Figure data in JSON
◇ ◇ ◇ ◇ ◇

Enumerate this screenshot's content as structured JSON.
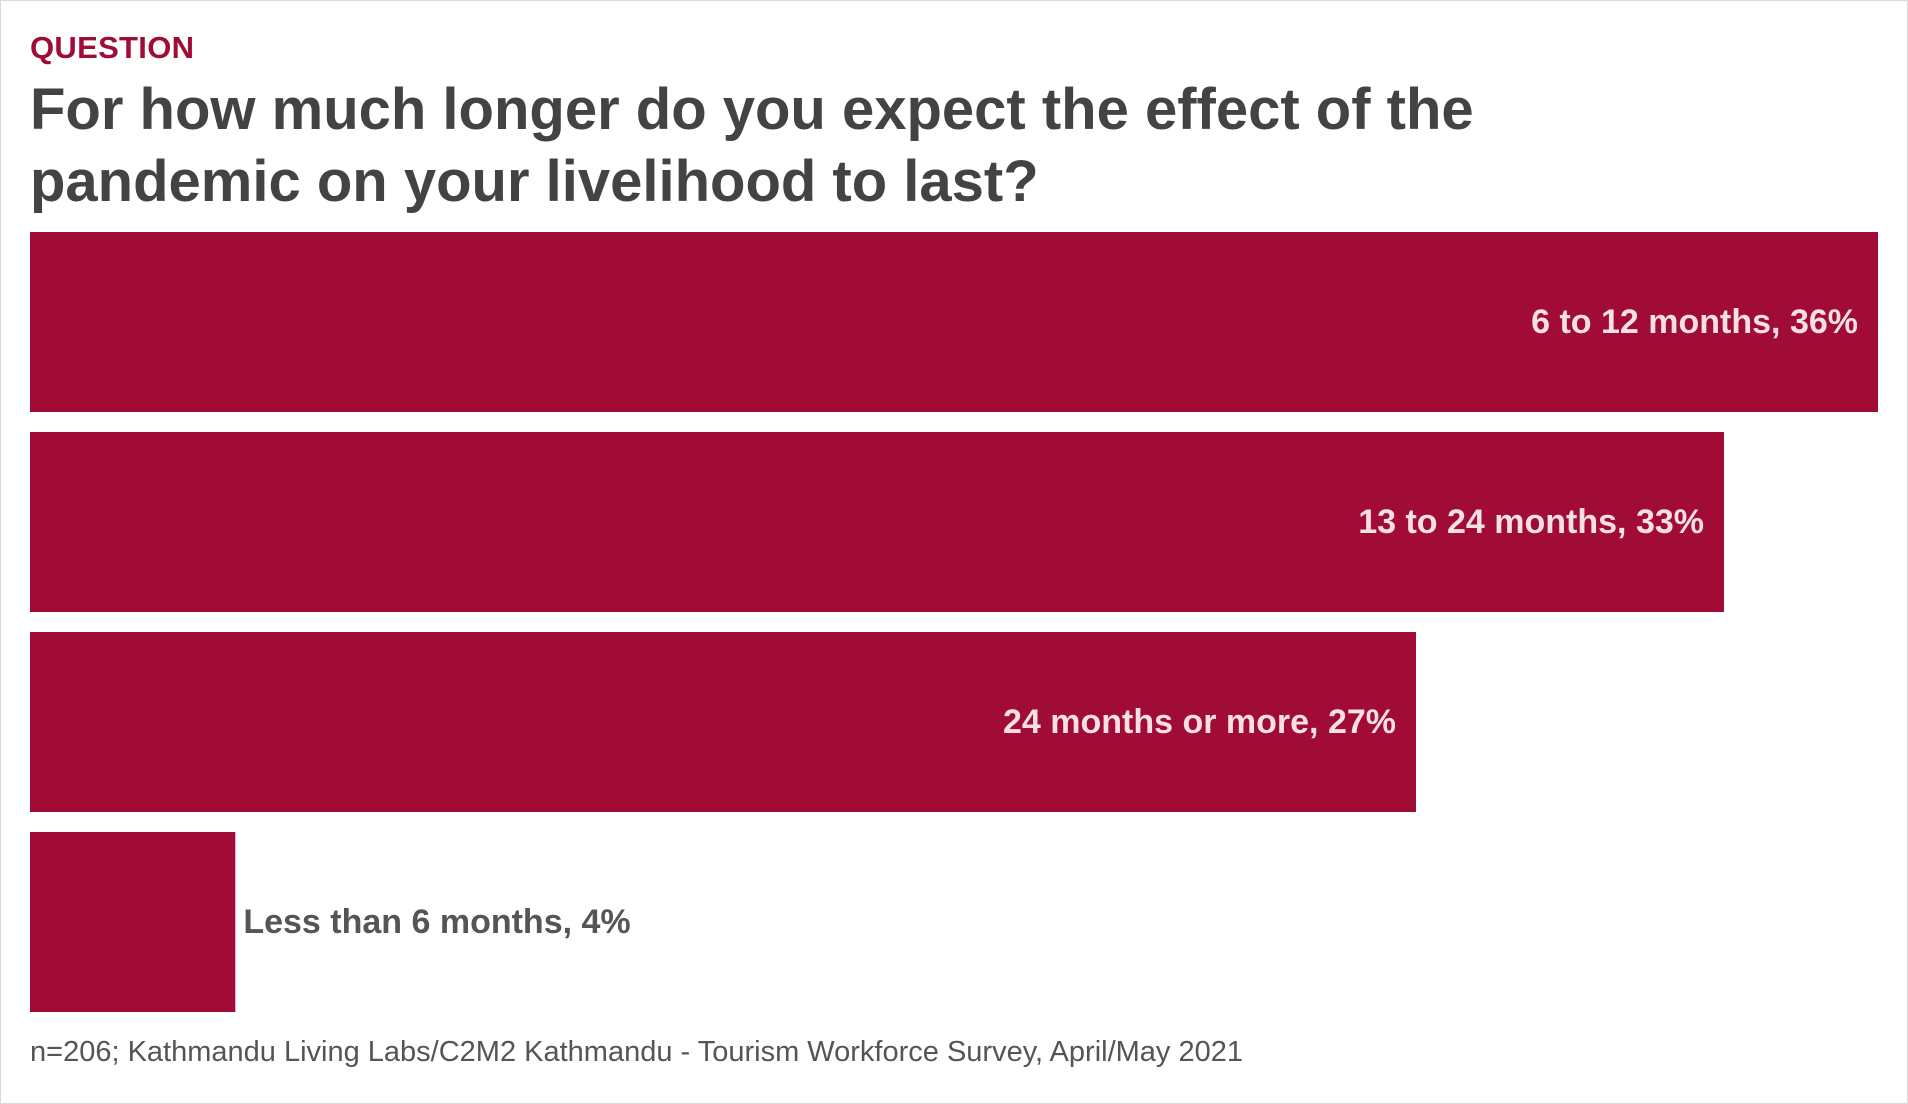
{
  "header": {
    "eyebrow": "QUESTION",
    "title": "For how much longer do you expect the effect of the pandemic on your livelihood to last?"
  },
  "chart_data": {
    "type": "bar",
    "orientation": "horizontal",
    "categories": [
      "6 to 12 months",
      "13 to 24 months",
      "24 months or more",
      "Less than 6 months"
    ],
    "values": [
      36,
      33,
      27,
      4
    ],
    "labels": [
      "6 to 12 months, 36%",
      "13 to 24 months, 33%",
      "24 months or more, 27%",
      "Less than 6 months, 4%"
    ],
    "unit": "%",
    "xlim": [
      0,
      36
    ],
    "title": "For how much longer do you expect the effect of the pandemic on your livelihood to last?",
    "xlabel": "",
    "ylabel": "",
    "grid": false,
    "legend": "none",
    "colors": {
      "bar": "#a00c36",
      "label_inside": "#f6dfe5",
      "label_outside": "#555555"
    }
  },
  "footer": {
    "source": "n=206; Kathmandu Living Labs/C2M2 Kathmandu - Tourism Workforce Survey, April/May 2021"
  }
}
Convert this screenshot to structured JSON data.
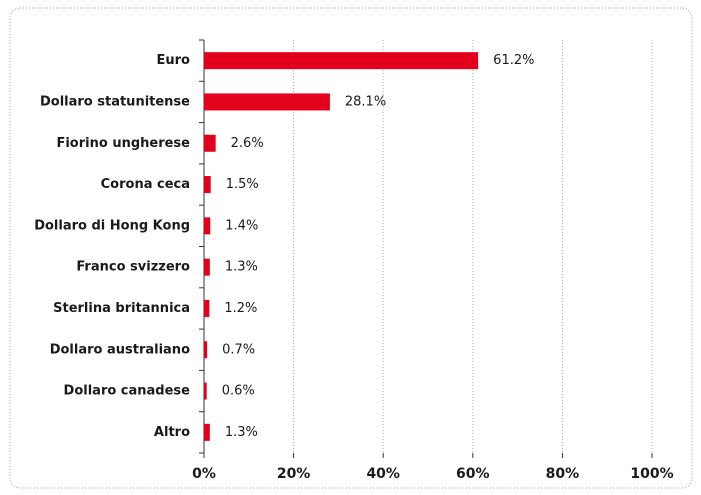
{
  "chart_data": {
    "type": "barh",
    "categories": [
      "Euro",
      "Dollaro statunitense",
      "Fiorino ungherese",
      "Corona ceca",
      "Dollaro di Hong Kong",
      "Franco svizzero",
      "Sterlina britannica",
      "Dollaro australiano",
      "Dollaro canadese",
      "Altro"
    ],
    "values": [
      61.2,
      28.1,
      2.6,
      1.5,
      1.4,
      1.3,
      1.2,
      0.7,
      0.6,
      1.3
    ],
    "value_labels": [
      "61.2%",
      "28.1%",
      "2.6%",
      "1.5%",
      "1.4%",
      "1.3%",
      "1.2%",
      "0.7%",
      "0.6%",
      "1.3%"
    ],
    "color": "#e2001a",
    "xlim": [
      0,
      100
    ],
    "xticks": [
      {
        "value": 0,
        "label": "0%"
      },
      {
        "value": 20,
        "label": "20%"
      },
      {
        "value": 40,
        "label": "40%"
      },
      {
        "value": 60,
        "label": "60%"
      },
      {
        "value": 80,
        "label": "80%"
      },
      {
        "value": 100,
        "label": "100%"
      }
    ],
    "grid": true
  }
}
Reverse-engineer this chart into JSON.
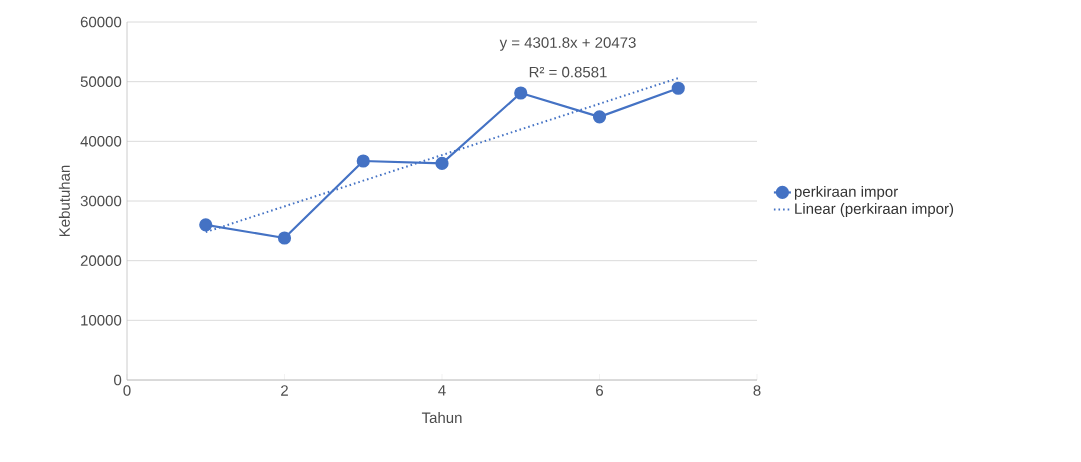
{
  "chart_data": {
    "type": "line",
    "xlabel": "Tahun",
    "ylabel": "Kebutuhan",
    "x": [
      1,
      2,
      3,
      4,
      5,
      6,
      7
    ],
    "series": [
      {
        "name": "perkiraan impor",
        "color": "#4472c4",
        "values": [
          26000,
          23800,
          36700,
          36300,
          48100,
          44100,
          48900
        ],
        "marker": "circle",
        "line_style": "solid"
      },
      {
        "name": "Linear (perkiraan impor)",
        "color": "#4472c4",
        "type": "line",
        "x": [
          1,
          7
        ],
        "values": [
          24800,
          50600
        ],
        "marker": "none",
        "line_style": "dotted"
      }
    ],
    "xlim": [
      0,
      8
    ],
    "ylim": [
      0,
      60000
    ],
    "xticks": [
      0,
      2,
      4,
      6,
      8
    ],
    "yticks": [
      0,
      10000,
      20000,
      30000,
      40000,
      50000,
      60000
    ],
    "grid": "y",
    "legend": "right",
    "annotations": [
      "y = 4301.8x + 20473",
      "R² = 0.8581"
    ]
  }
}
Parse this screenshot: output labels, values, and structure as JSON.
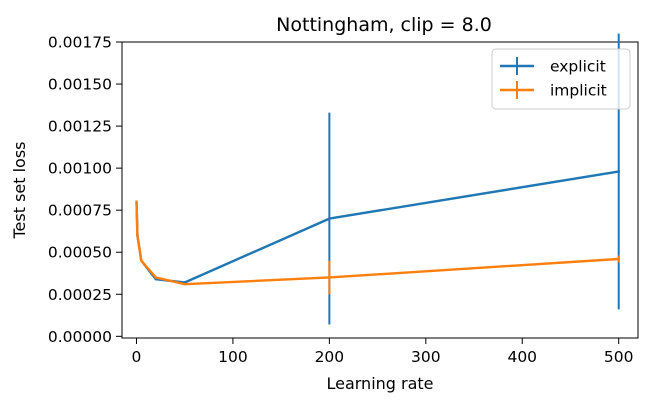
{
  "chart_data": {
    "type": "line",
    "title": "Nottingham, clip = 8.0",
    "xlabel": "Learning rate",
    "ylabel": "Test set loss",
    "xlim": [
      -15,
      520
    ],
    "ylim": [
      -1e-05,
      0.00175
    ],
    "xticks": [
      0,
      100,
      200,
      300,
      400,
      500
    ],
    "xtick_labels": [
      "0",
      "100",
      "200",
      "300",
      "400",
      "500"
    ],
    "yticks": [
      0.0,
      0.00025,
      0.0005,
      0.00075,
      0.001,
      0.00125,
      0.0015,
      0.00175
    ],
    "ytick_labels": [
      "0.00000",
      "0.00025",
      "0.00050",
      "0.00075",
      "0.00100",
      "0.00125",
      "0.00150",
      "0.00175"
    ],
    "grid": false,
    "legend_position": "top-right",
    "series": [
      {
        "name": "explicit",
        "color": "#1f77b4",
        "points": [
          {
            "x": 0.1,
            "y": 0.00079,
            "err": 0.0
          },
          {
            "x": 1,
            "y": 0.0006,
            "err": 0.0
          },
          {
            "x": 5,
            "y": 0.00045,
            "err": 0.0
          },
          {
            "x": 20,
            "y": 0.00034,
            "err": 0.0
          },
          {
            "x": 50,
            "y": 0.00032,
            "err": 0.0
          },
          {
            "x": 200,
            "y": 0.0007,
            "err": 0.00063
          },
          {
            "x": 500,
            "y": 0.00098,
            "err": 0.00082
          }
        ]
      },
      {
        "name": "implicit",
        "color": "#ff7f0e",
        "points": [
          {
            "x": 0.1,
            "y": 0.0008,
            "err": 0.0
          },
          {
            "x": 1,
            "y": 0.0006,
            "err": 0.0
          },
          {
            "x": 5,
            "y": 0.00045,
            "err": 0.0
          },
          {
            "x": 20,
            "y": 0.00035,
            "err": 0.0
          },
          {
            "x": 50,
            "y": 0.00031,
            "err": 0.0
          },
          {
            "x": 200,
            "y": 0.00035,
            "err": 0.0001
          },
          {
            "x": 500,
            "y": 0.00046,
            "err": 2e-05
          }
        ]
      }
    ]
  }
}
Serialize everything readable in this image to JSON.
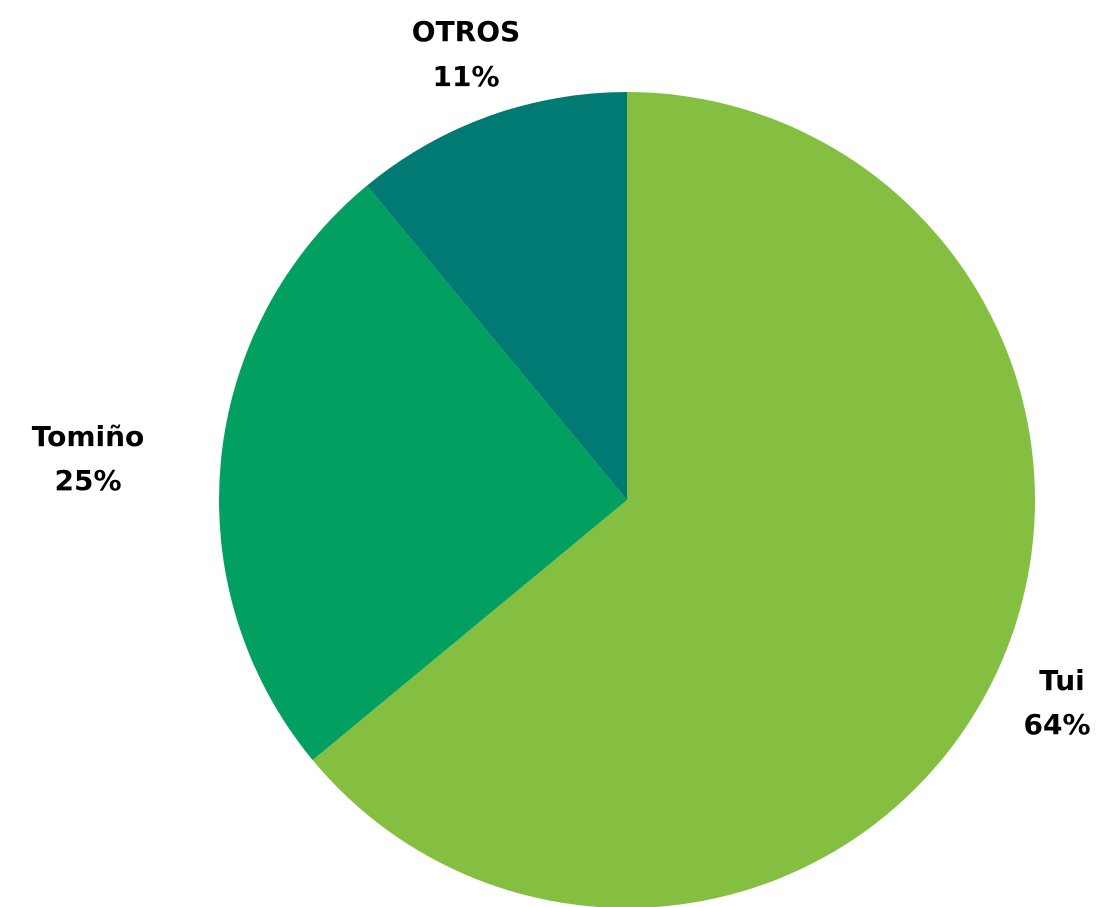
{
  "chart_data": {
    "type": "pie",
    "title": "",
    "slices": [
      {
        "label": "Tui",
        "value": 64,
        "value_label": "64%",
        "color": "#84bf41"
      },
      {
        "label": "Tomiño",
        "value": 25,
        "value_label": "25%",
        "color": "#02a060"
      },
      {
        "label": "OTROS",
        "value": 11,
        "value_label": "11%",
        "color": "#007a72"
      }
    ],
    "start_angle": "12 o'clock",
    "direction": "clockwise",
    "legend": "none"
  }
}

◇ ◇ ◇ ◇ ◇

→ Objective
Return the records exactly. Don't carry the pictures over.

→ Written reply
Enumerate this screenshot's content as structured JSON.
{
  "header": {
    "eyebrow": "QUESTION",
    "title": "For how much longer do you expect the effect of the pandemic on your livelihood to last?"
  },
  "chart_data": {
    "type": "bar",
    "orientation": "horizontal",
    "categories": [
      "6 to 12 months",
      "13 to 24 months",
      "24 months or more",
      "Less than 6 months"
    ],
    "values": [
      36,
      33,
      27,
      4
    ],
    "labels": [
      "6 to 12 months, 36%",
      "13 to 24 months, 33%",
      "24 months or more, 27%",
      "Less than 6 months, 4%"
    ],
    "unit": "%",
    "xlim": [
      0,
      36
    ],
    "title": "For how much longer do you expect the effect of the pandemic on your livelihood to last?",
    "xlabel": "",
    "ylabel": "",
    "grid": false,
    "legend": "none",
    "colors": {
      "bar": "#a00c36",
      "label_inside": "#f6dfe5",
      "label_outside": "#555555"
    }
  },
  "footer": {
    "source": "n=206; Kathmandu Living Labs/C2M2 Kathmandu - Tourism Workforce Survey, April/May 2021"
  }
}
Convert this screenshot to structured JSON data.
{
  "chart_data": {
    "type": "barh",
    "categories": [
      "Euro",
      "Dollaro statunitense",
      "Fiorino ungherese",
      "Corona ceca",
      "Dollaro di Hong Kong",
      "Franco svizzero",
      "Sterlina britannica",
      "Dollaro australiano",
      "Dollaro canadese",
      "Altro"
    ],
    "values": [
      61.2,
      28.1,
      2.6,
      1.5,
      1.4,
      1.3,
      1.2,
      0.7,
      0.6,
      1.3
    ],
    "value_labels": [
      "61.2%",
      "28.1%",
      "2.6%",
      "1.5%",
      "1.4%",
      "1.3%",
      "1.2%",
      "0.7%",
      "0.6%",
      "1.3%"
    ],
    "color": "#e2001a",
    "xlim": [
      0,
      100
    ],
    "xticks": [
      {
        "value": 0,
        "label": "0%"
      },
      {
        "value": 20,
        "label": "20%"
      },
      {
        "value": 40,
        "label": "40%"
      },
      {
        "value": 60,
        "label": "60%"
      },
      {
        "value": 80,
        "label": "80%"
      },
      {
        "value": 100,
        "label": "100%"
      }
    ],
    "grid": true
  }
}
Reverse-engineer this chart into JSON.
{
  "chart_data": {
    "type": "line",
    "xlabel": "Tahun",
    "ylabel": "Kebutuhan",
    "x": [
      1,
      2,
      3,
      4,
      5,
      6,
      7
    ],
    "series": [
      {
        "name": "perkiraan impor",
        "color": "#4472c4",
        "values": [
          26000,
          23800,
          36700,
          36300,
          48100,
          44100,
          48900
        ],
        "marker": "circle",
        "line_style": "solid"
      },
      {
        "name": "Linear (perkiraan impor)",
        "color": "#4472c4",
        "type": "line",
        "x": [
          1,
          7
        ],
        "values": [
          24800,
          50600
        ],
        "marker": "none",
        "line_style": "dotted"
      }
    ],
    "xlim": [
      0,
      8
    ],
    "ylim": [
      0,
      60000
    ],
    "xticks": [
      0,
      2,
      4,
      6,
      8
    ],
    "yticks": [
      0,
      10000,
      20000,
      30000,
      40000,
      50000,
      60000
    ],
    "grid": "y",
    "legend": "right",
    "annotations": [
      "y = 4301.8x + 20473",
      "R² = 0.8581"
    ]
  }
}
Parse this screenshot: output labels, values, and structure as JSON.
{
  "chart_data": {
    "type": "line",
    "title": "Nottingham, clip = 8.0",
    "xlabel": "Learning rate",
    "ylabel": "Test set loss",
    "xlim": [
      -15,
      520
    ],
    "ylim": [
      -1e-05,
      0.00175
    ],
    "xticks": [
      0,
      100,
      200,
      300,
      400,
      500
    ],
    "xtick_labels": [
      "0",
      "100",
      "200",
      "300",
      "400",
      "500"
    ],
    "yticks": [
      0.0,
      0.00025,
      0.0005,
      0.00075,
      0.001,
      0.00125,
      0.0015,
      0.00175
    ],
    "ytick_labels": [
      "0.00000",
      "0.00025",
      "0.00050",
      "0.00075",
      "0.00100",
      "0.00125",
      "0.00150",
      "0.00175"
    ],
    "grid": false,
    "legend_position": "top-right",
    "series": [
      {
        "name": "explicit",
        "color": "#1f77b4",
        "points": [
          {
            "x": 0.1,
            "y": 0.00079,
            "err": 0.0
          },
          {
            "x": 1,
            "y": 0.0006,
            "err": 0.0
          },
          {
            "x": 5,
            "y": 0.00045,
            "err": 0.0
          },
          {
            "x": 20,
            "y": 0.00034,
            "err": 0.0
          },
          {
            "x": 50,
            "y": 0.00032,
            "err": 0.0
          },
          {
            "x": 200,
            "y": 0.0007,
            "err": 0.00063
          },
          {
            "x": 500,
            "y": 0.00098,
            "err": 0.00082
          }
        ]
      },
      {
        "name": "implicit",
        "color": "#ff7f0e",
        "points": [
          {
            "x": 0.1,
            "y": 0.0008,
            "err": 0.0
          },
          {
            "x": 1,
            "y": 0.0006,
            "err": 0.0
          },
          {
            "x": 5,
            "y": 0.00045,
            "err": 0.0
          },
          {
            "x": 20,
            "y": 0.00035,
            "err": 0.0
          },
          {
            "x": 50,
            "y": 0.00031,
            "err": 0.0
          },
          {
            "x": 200,
            "y": 0.00035,
            "err": 0.0001
          },
          {
            "x": 500,
            "y": 0.00046,
            "err": 2e-05
          }
        ]
      }
    ]
  }
}
Serialize everything readable in this image to JSON.
{
  "chart_data": {
    "type": "pie",
    "title": "",
    "slices": [
      {
        "label": "Tui",
        "value": 64,
        "value_label": "64%",
        "color": "#84bf41"
      },
      {
        "label": "Tomiño",
        "value": 25,
        "value_label": "25%",
        "color": "#02a060"
      },
      {
        "label": "OTROS",
        "value": 11,
        "value_label": "11%",
        "color": "#007a72"
      }
    ],
    "start_angle": "12 o'clock",
    "direction": "clockwise",
    "legend": "none"
  }
}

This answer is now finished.